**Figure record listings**
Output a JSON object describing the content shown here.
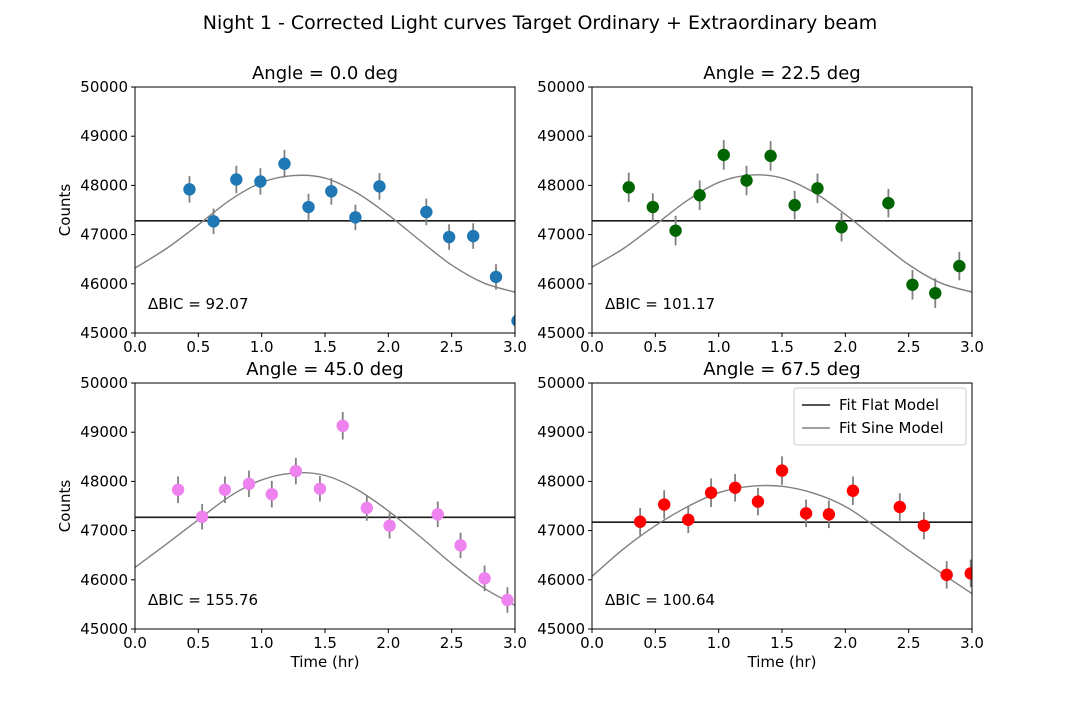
{
  "figure": {
    "suptitle": "Night 1 - Corrected Light curves Target Ordinary + Extraordinary beam"
  },
  "chart_data": [
    {
      "type": "scatter",
      "title": "Angle = 0.0 deg",
      "xlabel": "",
      "ylabel": "Counts",
      "xlim": [
        0.0,
        3.0
      ],
      "ylim": [
        45000,
        50000
      ],
      "xticks": [
        "0.0",
        "0.5",
        "1.0",
        "1.5",
        "2.0",
        "2.5",
        "3.0"
      ],
      "yticks": [
        "45000",
        "46000",
        "47000",
        "48000",
        "49000",
        "50000"
      ],
      "point_color": "#1f77b4",
      "annotation": "ΔBIC = 92.07",
      "flat_model": 47280,
      "sine_model": {
        "x": [
          0.0,
          0.25,
          0.5,
          0.75,
          1.0,
          1.25,
          1.5,
          1.75,
          2.0,
          2.25,
          2.5,
          2.75,
          3.0
        ],
        "y": [
          46320,
          46720,
          47200,
          47700,
          48060,
          48200,
          48150,
          47850,
          47400,
          46880,
          46380,
          46020,
          45830
        ]
      },
      "points": [
        {
          "x": 0.43,
          "y": 47920,
          "err": 270
        },
        {
          "x": 0.62,
          "y": 47270,
          "err": 260
        },
        {
          "x": 0.8,
          "y": 48120,
          "err": 280
        },
        {
          "x": 0.99,
          "y": 48080,
          "err": 270
        },
        {
          "x": 1.18,
          "y": 48440,
          "err": 280
        },
        {
          "x": 1.37,
          "y": 47560,
          "err": 270
        },
        {
          "x": 1.55,
          "y": 47880,
          "err": 270
        },
        {
          "x": 1.74,
          "y": 47350,
          "err": 260
        },
        {
          "x": 1.93,
          "y": 47980,
          "err": 270
        },
        {
          "x": 2.3,
          "y": 47460,
          "err": 270
        },
        {
          "x": 2.48,
          "y": 46950,
          "err": 260
        },
        {
          "x": 2.67,
          "y": 46970,
          "err": 260
        },
        {
          "x": 2.85,
          "y": 46140,
          "err": 260
        },
        {
          "x": 3.02,
          "y": 45250,
          "err": 250
        }
      ]
    },
    {
      "type": "scatter",
      "title": "Angle = 22.5 deg",
      "xlabel": "",
      "ylabel": "",
      "xlim": [
        0.0,
        3.0
      ],
      "ylim": [
        45000,
        50000
      ],
      "xticks": [
        "0.0",
        "0.5",
        "1.0",
        "1.5",
        "2.0",
        "2.5",
        "3.0"
      ],
      "yticks": [
        "45000",
        "46000",
        "47000",
        "48000",
        "49000",
        "50000"
      ],
      "point_color": "#006400",
      "annotation": "ΔBIC = 101.17",
      "flat_model": 47280,
      "sine_model": {
        "x": [
          0.0,
          0.25,
          0.5,
          0.75,
          1.0,
          1.25,
          1.5,
          1.75,
          2.0,
          2.25,
          2.5,
          2.75,
          3.0
        ],
        "y": [
          46340,
          46720,
          47200,
          47690,
          48060,
          48210,
          48150,
          47860,
          47410,
          46890,
          46390,
          46020,
          45830
        ]
      },
      "points": [
        {
          "x": 0.29,
          "y": 47960,
          "err": 300
        },
        {
          "x": 0.48,
          "y": 47560,
          "err": 280
        },
        {
          "x": 0.66,
          "y": 47080,
          "err": 300
        },
        {
          "x": 0.85,
          "y": 47800,
          "err": 300
        },
        {
          "x": 1.04,
          "y": 48620,
          "err": 300
        },
        {
          "x": 1.22,
          "y": 48100,
          "err": 300
        },
        {
          "x": 1.41,
          "y": 48600,
          "err": 300
        },
        {
          "x": 1.6,
          "y": 47600,
          "err": 290
        },
        {
          "x": 1.78,
          "y": 47940,
          "err": 300
        },
        {
          "x": 1.97,
          "y": 47150,
          "err": 290
        },
        {
          "x": 2.34,
          "y": 47640,
          "err": 290
        },
        {
          "x": 2.53,
          "y": 45980,
          "err": 300
        },
        {
          "x": 2.71,
          "y": 45810,
          "err": 300
        },
        {
          "x": 2.9,
          "y": 46360,
          "err": 290
        }
      ]
    },
    {
      "type": "scatter",
      "title": "Angle = 45.0 deg",
      "xlabel": "Time (hr)",
      "ylabel": "Counts",
      "xlim": [
        0.0,
        3.0
      ],
      "ylim": [
        45000,
        50000
      ],
      "xticks": [
        "0.0",
        "0.5",
        "1.0",
        "1.5",
        "2.0",
        "2.5",
        "3.0"
      ],
      "yticks": [
        "45000",
        "46000",
        "47000",
        "48000",
        "49000",
        "50000"
      ],
      "point_color": "#ee82ee",
      "annotation": "ΔBIC = 155.76",
      "flat_model": 47270,
      "sine_model": {
        "x": [
          0.0,
          0.25,
          0.5,
          0.75,
          1.0,
          1.25,
          1.5,
          1.75,
          2.0,
          2.25,
          2.5,
          2.75,
          3.0
        ],
        "y": [
          46250,
          46730,
          47220,
          47700,
          48030,
          48170,
          48120,
          47840,
          47400,
          46880,
          46330,
          45840,
          45480
        ]
      },
      "points": [
        {
          "x": 0.34,
          "y": 47830,
          "err": 270
        },
        {
          "x": 0.53,
          "y": 47280,
          "err": 260
        },
        {
          "x": 0.71,
          "y": 47830,
          "err": 270
        },
        {
          "x": 0.9,
          "y": 47950,
          "err": 270
        },
        {
          "x": 1.08,
          "y": 47740,
          "err": 270
        },
        {
          "x": 1.27,
          "y": 48210,
          "err": 270
        },
        {
          "x": 1.46,
          "y": 47850,
          "err": 260
        },
        {
          "x": 1.64,
          "y": 49130,
          "err": 280
        },
        {
          "x": 1.83,
          "y": 47460,
          "err": 260
        },
        {
          "x": 2.01,
          "y": 47100,
          "err": 260
        },
        {
          "x": 2.39,
          "y": 47330,
          "err": 260
        },
        {
          "x": 2.57,
          "y": 46700,
          "err": 260
        },
        {
          "x": 2.76,
          "y": 46030,
          "err": 260
        },
        {
          "x": 2.94,
          "y": 45590,
          "err": 260
        }
      ]
    },
    {
      "type": "scatter",
      "title": "Angle = 67.5 deg",
      "xlabel": "Time (hr)",
      "ylabel": "",
      "xlim": [
        0.0,
        3.0
      ],
      "ylim": [
        45000,
        50000
      ],
      "xticks": [
        "0.0",
        "0.5",
        "1.0",
        "1.5",
        "2.0",
        "2.5",
        "3.0"
      ],
      "yticks": [
        "45000",
        "46000",
        "47000",
        "48000",
        "49000",
        "50000"
      ],
      "point_color": "#ff0000",
      "annotation": "ΔBIC = 100.64",
      "flat_model": 47170,
      "sine_model": {
        "x": [
          0.0,
          0.25,
          0.5,
          0.75,
          1.0,
          1.25,
          1.5,
          1.75,
          2.0,
          2.25,
          2.5,
          2.75,
          3.0
        ],
        "y": [
          46070,
          46630,
          47100,
          47480,
          47770,
          47900,
          47900,
          47760,
          47490,
          47060,
          46600,
          46150,
          45720
        ]
      },
      "points": [
        {
          "x": 0.38,
          "y": 47180,
          "err": 280
        },
        {
          "x": 0.57,
          "y": 47530,
          "err": 290
        },
        {
          "x": 0.76,
          "y": 47220,
          "err": 270
        },
        {
          "x": 0.94,
          "y": 47770,
          "err": 290
        },
        {
          "x": 1.13,
          "y": 47870,
          "err": 280
        },
        {
          "x": 1.31,
          "y": 47590,
          "err": 280
        },
        {
          "x": 1.5,
          "y": 48220,
          "err": 290
        },
        {
          "x": 1.69,
          "y": 47350,
          "err": 280
        },
        {
          "x": 1.87,
          "y": 47330,
          "err": 280
        },
        {
          "x": 2.06,
          "y": 47810,
          "err": 290
        },
        {
          "x": 2.43,
          "y": 47480,
          "err": 280
        },
        {
          "x": 2.62,
          "y": 47100,
          "err": 280
        },
        {
          "x": 2.8,
          "y": 46100,
          "err": 280
        },
        {
          "x": 2.99,
          "y": 46130,
          "err": 280
        }
      ],
      "legend": {
        "placement": "top-right",
        "entries": [
          {
            "label": "Fit Flat Model",
            "color": "#1a1a1a"
          },
          {
            "label": "Fit Sine Model",
            "color": "#808080"
          }
        ]
      }
    }
  ]
}
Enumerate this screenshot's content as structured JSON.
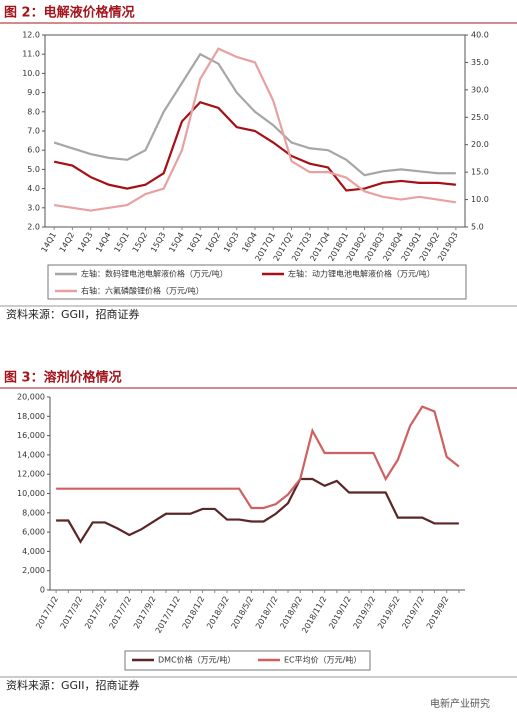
{
  "chart_data": [
    {
      "type": "line",
      "title": "图 2：电解液价格情况",
      "categories": [
        "14Q1",
        "14Q2",
        "14Q3",
        "14Q4",
        "15Q1",
        "15Q2",
        "15Q3",
        "15Q4",
        "16Q1",
        "16Q2",
        "16Q3",
        "16Q4",
        "2017Q1",
        "2017Q2",
        "2017Q3",
        "2017Q4",
        "2018Q1",
        "2018Q2",
        "2018Q3",
        "2018Q4",
        "2019Q1",
        "2019Q2",
        "2019Q3"
      ],
      "ylim": [
        2,
        12
      ],
      "yticks": [
        {
          "value": 2,
          "label": "2.0"
        },
        {
          "value": 3,
          "label": "3.0"
        },
        {
          "value": 4,
          "label": "4.0"
        },
        {
          "value": 5,
          "label": "5.0"
        },
        {
          "value": 6,
          "label": "6.0"
        },
        {
          "value": 7,
          "label": "7.0"
        },
        {
          "value": 8,
          "label": "8.0"
        },
        {
          "value": 9,
          "label": "9.0"
        },
        {
          "value": 10,
          "label": "10.0"
        },
        {
          "value": 11,
          "label": "11.0"
        },
        {
          "value": 12,
          "label": "12.0"
        }
      ],
      "y2lim": [
        5,
        40
      ],
      "y2ticks": [
        {
          "value": 5,
          "label": "5.0"
        },
        {
          "value": 10,
          "label": "10.0"
        },
        {
          "value": 15,
          "label": "15.0"
        },
        {
          "value": 20,
          "label": "20.0"
        },
        {
          "value": 25,
          "label": "25.0"
        },
        {
          "value": 30,
          "label": "30.0"
        },
        {
          "value": 35,
          "label": "35.0"
        },
        {
          "value": 40,
          "label": "40.0"
        }
      ],
      "series": [
        {
          "name": "左轴：数码锂电池电解液价格（万元/吨）",
          "color": "#a6a6a6",
          "values": [
            6.4,
            6.1,
            5.8,
            5.6,
            5.5,
            6.0,
            8.0,
            9.5,
            11.0,
            10.5,
            9.0,
            8.0,
            7.3,
            6.4,
            6.1,
            6.0,
            5.5,
            4.7,
            4.9,
            5.0,
            4.9,
            4.8,
            4.8
          ]
        },
        {
          "name": "左轴：动力锂电池电解液价格（万元/吨）",
          "color": "#a50f15",
          "values": [
            5.4,
            5.2,
            4.6,
            4.2,
            4.0,
            4.2,
            4.8,
            7.5,
            8.5,
            8.2,
            7.2,
            7.0,
            6.4,
            5.7,
            5.3,
            5.1,
            3.9,
            4.0,
            4.3,
            4.4,
            4.3,
            4.3,
            4.2
          ]
        },
        {
          "name": "右轴：六氟磷酸锂价格（万元/吨）",
          "color": "#e8a0a0",
          "axis": "y2",
          "values": [
            9.0,
            8.5,
            8.0,
            8.5,
            9.0,
            11.0,
            12.0,
            19.0,
            32.0,
            37.5,
            36.0,
            35.0,
            28.0,
            17.0,
            15.0,
            15.0,
            14.0,
            11.5,
            10.5,
            10.0,
            10.5,
            10.0,
            9.5
          ]
        }
      ],
      "source": "资料来源：GGII，招商证券"
    },
    {
      "type": "line",
      "title": "图 3：溶剂价格情况",
      "categories": [
        "2017/1/2",
        null,
        "2017/3/2",
        null,
        "2017/5/2",
        null,
        "2017/7/2",
        null,
        "2017/9/2",
        null,
        "2017/11/2",
        null,
        "2018/1/2",
        null,
        "2018/3/2",
        null,
        "2018/5/2",
        null,
        "2018/7/2",
        null,
        "2018/9/2",
        null,
        "2018/11/2",
        null,
        "2019/1/2",
        null,
        "2019/3/2",
        null,
        "2019/5/2",
        null,
        "2019/7/2",
        null,
        "2019/9/2",
        null
      ],
      "ylim": [
        0,
        20000
      ],
      "yticks": [
        0,
        {
          "value": 2000,
          "label": "2,000"
        },
        {
          "value": 4000,
          "label": "4,000"
        },
        {
          "value": 6000,
          "label": "6,000"
        },
        {
          "value": 8000,
          "label": "8,000"
        },
        {
          "value": 10000,
          "label": "10,000"
        },
        {
          "value": 12000,
          "label": "12,000"
        },
        {
          "value": 14000,
          "label": "14,000"
        },
        {
          "value": 16000,
          "label": "16,000"
        },
        {
          "value": 18000,
          "label": "18,000"
        },
        {
          "value": 20000,
          "label": "20,000"
        }
      ],
      "series": [
        {
          "name": "DMC价格（万元/吨）",
          "color": "#5a2626",
          "values": [
            7200,
            7200,
            5000,
            7000,
            7000,
            6400,
            5700,
            6300,
            7100,
            7900,
            7900,
            7900,
            8400,
            8400,
            7300,
            7300,
            7100,
            7100,
            7900,
            9000,
            11500,
            11500,
            10800,
            11300,
            10100,
            10100,
            10100,
            10100,
            7500,
            7500,
            7500,
            6900,
            6900,
            6900
          ]
        },
        {
          "name": "EC平均价（万元/吨）",
          "color": "#d06060",
          "values": [
            10500,
            10500,
            10500,
            10500,
            10500,
            10500,
            10500,
            10500,
            10500,
            10500,
            10500,
            10500,
            10500,
            10500,
            10500,
            10500,
            8500,
            8500,
            8900,
            9900,
            11500,
            16500,
            14200,
            14200,
            14200,
            14200,
            14200,
            11500,
            13500,
            17000,
            19000,
            18500,
            13800,
            12800
          ]
        }
      ],
      "source": "资料来源：GGII，招商证券"
    }
  ],
  "watermark": "电新产业研究"
}
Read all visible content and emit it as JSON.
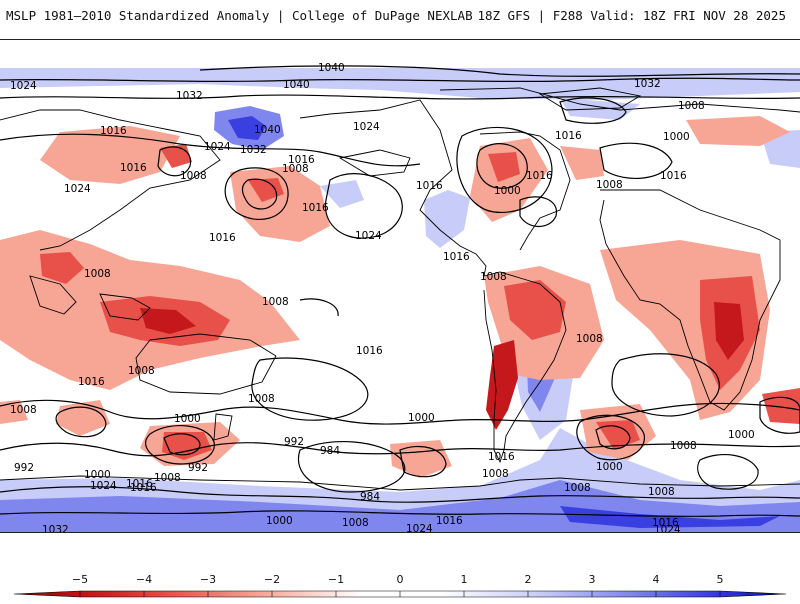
{
  "header": {
    "left_title": "MSLP 1981–2010 Standardized Anomaly | College of DuPage NEXLAB",
    "right_title": "18Z GFS | F288 Valid: 18Z FRI NOV 28 2025"
  },
  "colors": {
    "neg_strong": "#c4181c",
    "neg_mid": "#e8504a",
    "neg_light": "#f7a595",
    "pos_light": "#c8ccf8",
    "pos_mid": "#7f86ee",
    "pos_strong": "#3a3fe0",
    "coast": "#000000",
    "isobar": "#000000"
  },
  "colorbar": {
    "ticks": [
      "−5",
      "−4",
      "−3",
      "−2",
      "−1",
      "0",
      "1",
      "2",
      "3",
      "4",
      "5"
    ],
    "values": [
      -5,
      -4,
      -3,
      -2,
      -1,
      0,
      1,
      2,
      3,
      4,
      5
    ]
  },
  "isobar_labels": [
    "1040",
    "1040",
    "1024",
    "1032",
    "1040",
    "1032",
    "1024",
    "1032",
    "1016",
    "1024",
    "1008",
    "1016",
    "1024",
    "1016",
    "1008",
    "1008",
    "1016",
    "1000",
    "1016",
    "1016",
    "1008",
    "1024",
    "1000",
    "1016",
    "1008",
    "1016",
    "1016",
    "1016",
    "1008",
    "1008",
    "1008",
    "1016",
    "1008",
    "1008",
    "1016",
    "1008",
    "1000",
    "1000",
    "992",
    "992",
    "984",
    "1000",
    "1016",
    "1008",
    "984",
    "992",
    "1000",
    "1008",
    "1016",
    "1000",
    "1008",
    "1024",
    "1016",
    "1032",
    "1016",
    "1016",
    "1024",
    "1008",
    "1008",
    "1000",
    "1008",
    "1024"
  ]
}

**Given task**
Find and copy every line in the entries above where the string "Angle" occurs.

**Correct output**
      "title": "Angle = 0.0 deg",
      "title": "Angle = 22.5 deg",
      "title": "Angle = 45.0 deg",
      "title": "Angle = 67.5 deg",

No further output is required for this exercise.